### Task to carry out
Go through the entries and transcribe each one exactly, dropping the pictures.

### Source records

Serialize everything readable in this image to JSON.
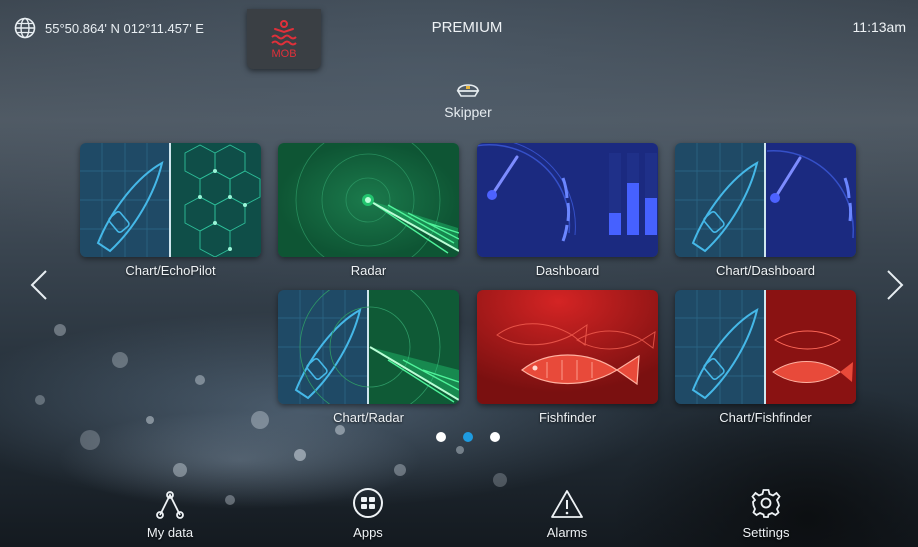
{
  "status_bar": {
    "coordinates": "55°50.864' N  012°11.457' E",
    "title": "PREMIUM",
    "time": "11:13am",
    "mob_label": "MOB"
  },
  "profile": {
    "name": "Skipper",
    "icon": "captain-hat-icon"
  },
  "tiles": [
    {
      "label": "Chart/EchoPilot",
      "icon": "chart-echopilot-thumbnail"
    },
    {
      "label": "Radar",
      "icon": "radar-thumbnail"
    },
    {
      "label": "Dashboard",
      "icon": "dashboard-thumbnail"
    },
    {
      "label": "Chart/Dashboard",
      "icon": "chart-dashboard-thumbnail"
    },
    {
      "label": "Chart/Radar",
      "icon": "chart-radar-thumbnail"
    },
    {
      "label": "Fishfinder",
      "icon": "fishfinder-thumbnail"
    },
    {
      "label": "Chart/Fishfinder",
      "icon": "chart-fishfinder-thumbnail"
    }
  ],
  "pagination": {
    "pages": 3,
    "active_index": 1
  },
  "bottom_bar": [
    {
      "label": "My data",
      "icon": "my-data-icon"
    },
    {
      "label": "Apps",
      "icon": "apps-icon"
    },
    {
      "label": "Alarms",
      "icon": "alarm-warning-icon"
    },
    {
      "label": "Settings",
      "icon": "gear-icon"
    }
  ],
  "colors": {
    "accent": "#1e9be0",
    "mob_red": "#e0303a",
    "chart_bg": "#1f4a66",
    "radar_bg": "#0f5a36",
    "dashboard_bg": "#1b2a80",
    "fishfinder_bg": "#8a1212"
  }
}
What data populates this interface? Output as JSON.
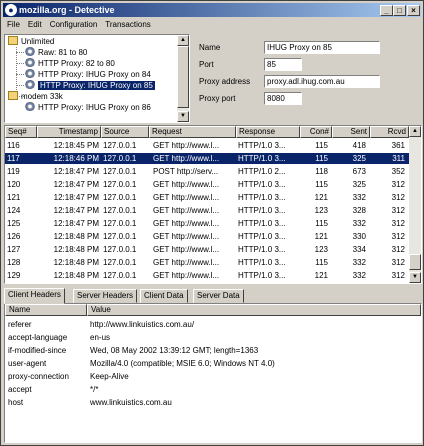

### Expected output
Serialize everything readable in this image to JSON.
{
  "status_bar": {
    "coordinates": "55°50.864' N  012°11.457' E",
    "title": "PREMIUM",
    "time": "11:13am",
    "mob_label": "MOB"
  },
  "profile": {
    "name": "Skipper",
    "icon": "captain-hat-icon"
  },
  "tiles": [
    {
      "label": "Chart/EchoPilot",
      "icon": "chart-echopilot-thumbnail"
    },
    {
      "label": "Radar",
      "icon": "radar-thumbnail"
    },
    {
      "label": "Dashboard",
      "icon": "dashboard-thumbnail"
    },
    {
      "label": "Chart/Dashboard",
      "icon": "chart-dashboard-thumbnail"
    },
    {
      "label": "Chart/Radar",
      "icon": "chart-radar-thumbnail"
    },
    {
      "label": "Fishfinder",
      "icon": "fishfinder-thumbnail"
    },
    {
      "label": "Chart/Fishfinder",
      "icon": "chart-fishfinder-thumbnail"
    }
  ],
  "pagination": {
    "pages": 3,
    "active_index": 1
  },
  "bottom_bar": [
    {
      "label": "My data",
      "icon": "my-data-icon"
    },
    {
      "label": "Apps",
      "icon": "apps-icon"
    },
    {
      "label": "Alarms",
      "icon": "alarm-warning-icon"
    },
    {
      "label": "Settings",
      "icon": "gear-icon"
    }
  ],
  "colors": {
    "accent": "#1e9be0",
    "mob_red": "#e0303a",
    "chart_bg": "#1f4a66",
    "radar_bg": "#0f5a36",
    "dashboard_bg": "#1b2a80",
    "fishfinder_bg": "#8a1212"
  }
}
What data populates this interface? Output as JSON.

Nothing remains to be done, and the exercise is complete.